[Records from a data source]
───

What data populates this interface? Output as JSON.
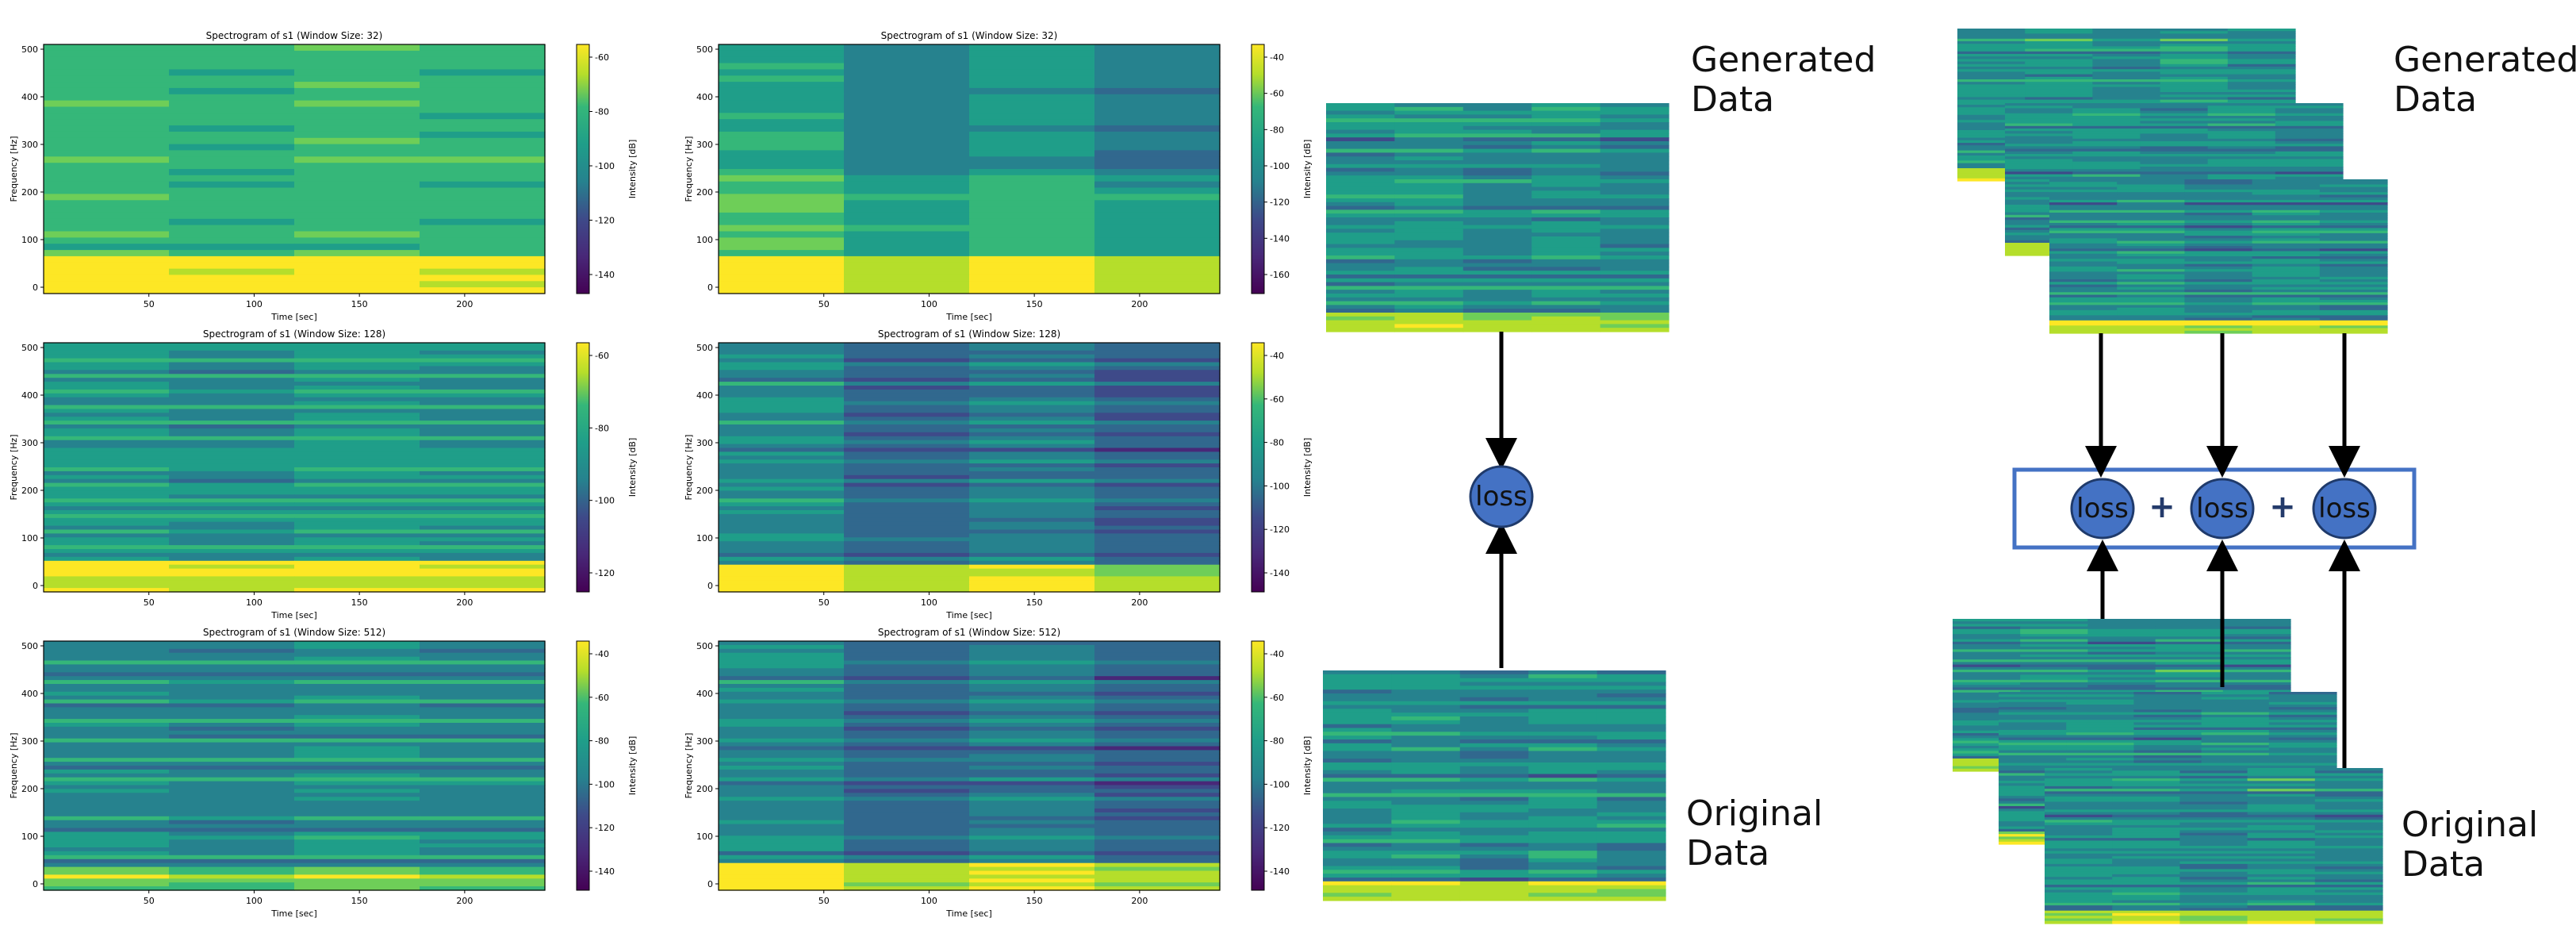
{
  "colors": {
    "viridis": [
      "#440154",
      "#482878",
      "#3e4a89",
      "#31688e",
      "#26828e",
      "#1f9e89",
      "#35b779",
      "#6ece58",
      "#b5de2b",
      "#fde725"
    ],
    "loss_fill": "#4472c4",
    "box_stroke": "#4472c4",
    "arrow": "#000000"
  },
  "spectrograms": [
    {
      "title": "Spectrogram of s1 (Window Size: 32)",
      "xlabel": "Time [sec]",
      "ylabel": "Frequency [Hz]",
      "cbar_label": "Intensity [dB]",
      "xticks": [
        "50",
        "100",
        "150",
        "200"
      ],
      "yticks": [
        "0",
        "100",
        "200",
        "300",
        "400",
        "500"
      ],
      "cbar_ticks": [
        "-60",
        "-80",
        "-100",
        "-120",
        "-140"
      ]
    },
    {
      "title": "Spectrogram of s1 (Window Size: 32)",
      "xlabel": "Time [sec]",
      "ylabel": "Frequency [Hz]",
      "cbar_label": "Intensity [dB]",
      "xticks": [
        "50",
        "100",
        "150",
        "200"
      ],
      "yticks": [
        "0",
        "100",
        "200",
        "300",
        "400",
        "500"
      ],
      "cbar_ticks": [
        "-40",
        "-60",
        "-80",
        "-100",
        "-120",
        "-140",
        "-160"
      ]
    },
    {
      "title": "Spectrogram of s1 (Window Size: 128)",
      "xlabel": "Time [sec]",
      "ylabel": "Frequency [Hz]",
      "cbar_label": "Intensity [dB]",
      "xticks": [
        "50",
        "100",
        "150",
        "200"
      ],
      "yticks": [
        "0",
        "100",
        "200",
        "300",
        "400",
        "500"
      ],
      "cbar_ticks": [
        "-60",
        "-80",
        "-100",
        "-120"
      ]
    },
    {
      "title": "Spectrogram of s1 (Window Size: 128)",
      "xlabel": "Time [sec]",
      "ylabel": "Frequency [Hz]",
      "cbar_label": "Intensity [dB]",
      "xticks": [
        "50",
        "100",
        "150",
        "200"
      ],
      "yticks": [
        "0",
        "100",
        "200",
        "300",
        "400",
        "500"
      ],
      "cbar_ticks": [
        "-40",
        "-60",
        "-80",
        "-100",
        "-120",
        "-140"
      ]
    },
    {
      "title": "Spectrogram of s1 (Window Size: 512)",
      "xlabel": "Time [sec]",
      "ylabel": "Frequency [Hz]",
      "cbar_label": "Intensity [dB]",
      "xticks": [
        "50",
        "100",
        "150",
        "200"
      ],
      "yticks": [
        "0",
        "100",
        "200",
        "300",
        "400",
        "500"
      ],
      "cbar_ticks": [
        "-40",
        "-60",
        "-80",
        "-100",
        "-120",
        "-140"
      ]
    },
    {
      "title": "Spectrogram of s1 (Window Size: 512)",
      "xlabel": "Time [sec]",
      "ylabel": "Frequency [Hz]",
      "cbar_label": "Intensity [dB]",
      "xticks": [
        "50",
        "100",
        "150",
        "200"
      ],
      "yticks": [
        "0",
        "100",
        "200",
        "300",
        "400",
        "500"
      ],
      "cbar_ticks": [
        "-40",
        "-60",
        "-80",
        "-100",
        "-120",
        "-140"
      ]
    }
  ],
  "diagram_single": {
    "top_label_line1": "Generated",
    "top_label_line2": "Data",
    "bottom_label_line1": "Original",
    "bottom_label_line2": "Data",
    "loss_label": "loss"
  },
  "diagram_multi": {
    "top_label_line1": "Generated",
    "top_label_line2": "Data",
    "bottom_label_line1": "Original",
    "bottom_label_line2": "Data",
    "loss_labels": [
      "loss",
      "loss",
      "loss"
    ],
    "plus_signs": [
      "+",
      "+"
    ]
  }
}
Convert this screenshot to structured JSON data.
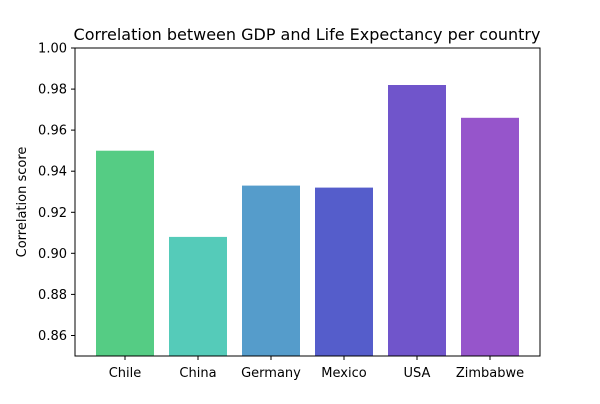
{
  "chart_data": {
    "type": "bar",
    "title": "Correlation between GDP and Life Expectancy per country",
    "xlabel": "",
    "ylabel": "Correlation score",
    "categories": [
      "Chile",
      "China",
      "Germany",
      "Mexico",
      "USA",
      "Zimbabwe"
    ],
    "values": [
      0.95,
      0.908,
      0.933,
      0.932,
      0.982,
      0.966
    ],
    "ylim": [
      0.85,
      1.0
    ],
    "yticks": [
      "0.86",
      "0.88",
      "0.90",
      "0.92",
      "0.94",
      "0.96",
      "0.98",
      "1.00"
    ],
    "grid": false,
    "legend": "none",
    "colors": [
      "#55cc84",
      "#55cbb9",
      "#559ccb",
      "#555dcb",
      "#7055cb",
      "#9655cb"
    ]
  }
}
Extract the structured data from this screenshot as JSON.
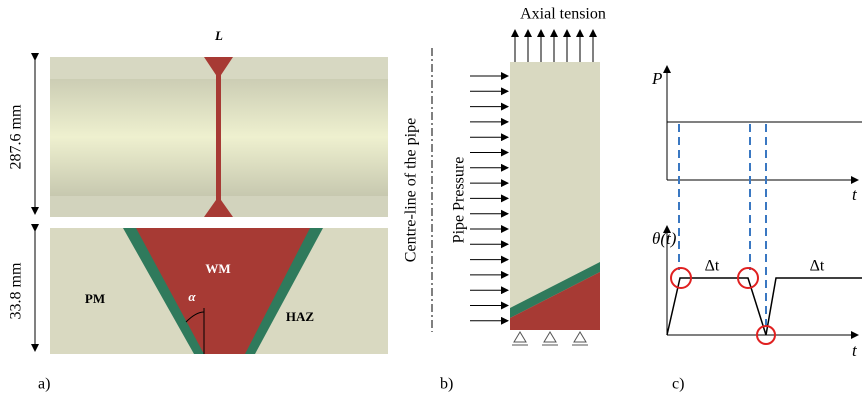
{
  "panel_a": {
    "label": "a)",
    "weld_label": "L",
    "top_dimension": "287.6 mm",
    "bottom_dimension": "33.8 mm",
    "weld_metal": "WM",
    "parent_metal": "PM",
    "heat_affected_zone": "HAZ",
    "bevel_angle": "α"
  },
  "panel_b": {
    "label": "b)",
    "top_load": "Axial tension",
    "centre_line": "Centre-line of the pipe",
    "side_load": "Pipe Pressure"
  },
  "panel_c": {
    "label": "c)",
    "top_y_axis": "P",
    "top_x_axis": "t",
    "bottom_y_axis": "θ(t)",
    "bottom_x_axis": "t",
    "intervals": [
      "Δt",
      "Δt"
    ]
  }
}
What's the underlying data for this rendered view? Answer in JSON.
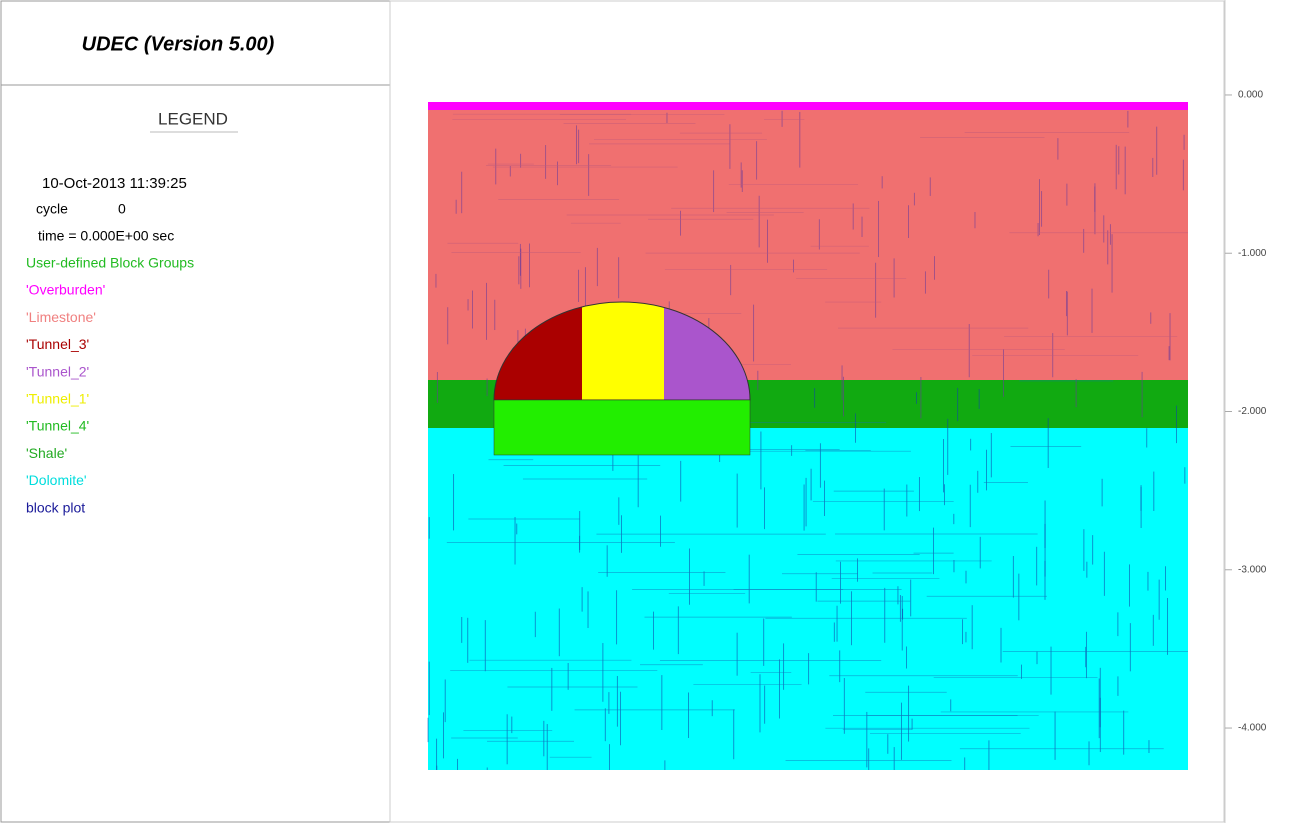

───

§ **EXERCISE**
Reproduce, word for word, every line from the one that contains "Extract the structured" to the end of the data, including both ends; omit all pictures.

§ **EXPECTED ANSWER**
Extract the structured data from this screenshot as JSON.
{
  "panel_a": {
    "label": "a)",
    "weld_label": "L",
    "top_dimension": "287.6 mm",
    "bottom_dimension": "33.8 mm",
    "weld_metal": "WM",
    "parent_metal": "PM",
    "heat_affected_zone": "HAZ",
    "bevel_angle": "α"
  },
  "panel_b": {
    "label": "b)",
    "top_load": "Axial tension",
    "centre_line": "Centre-line of the pipe",
    "side_load": "Pipe Pressure"
  },
  "panel_c": {
    "label": "c)",
    "top_y_axis": "P",
    "top_x_axis": "t",
    "bottom_y_axis": "θ(t)",
    "bottom_x_axis": "t",
    "intervals": [
      "Δt",
      "Δt"
    ]
  }
}
What's the underlying data for this rendered view? Answer in JSON.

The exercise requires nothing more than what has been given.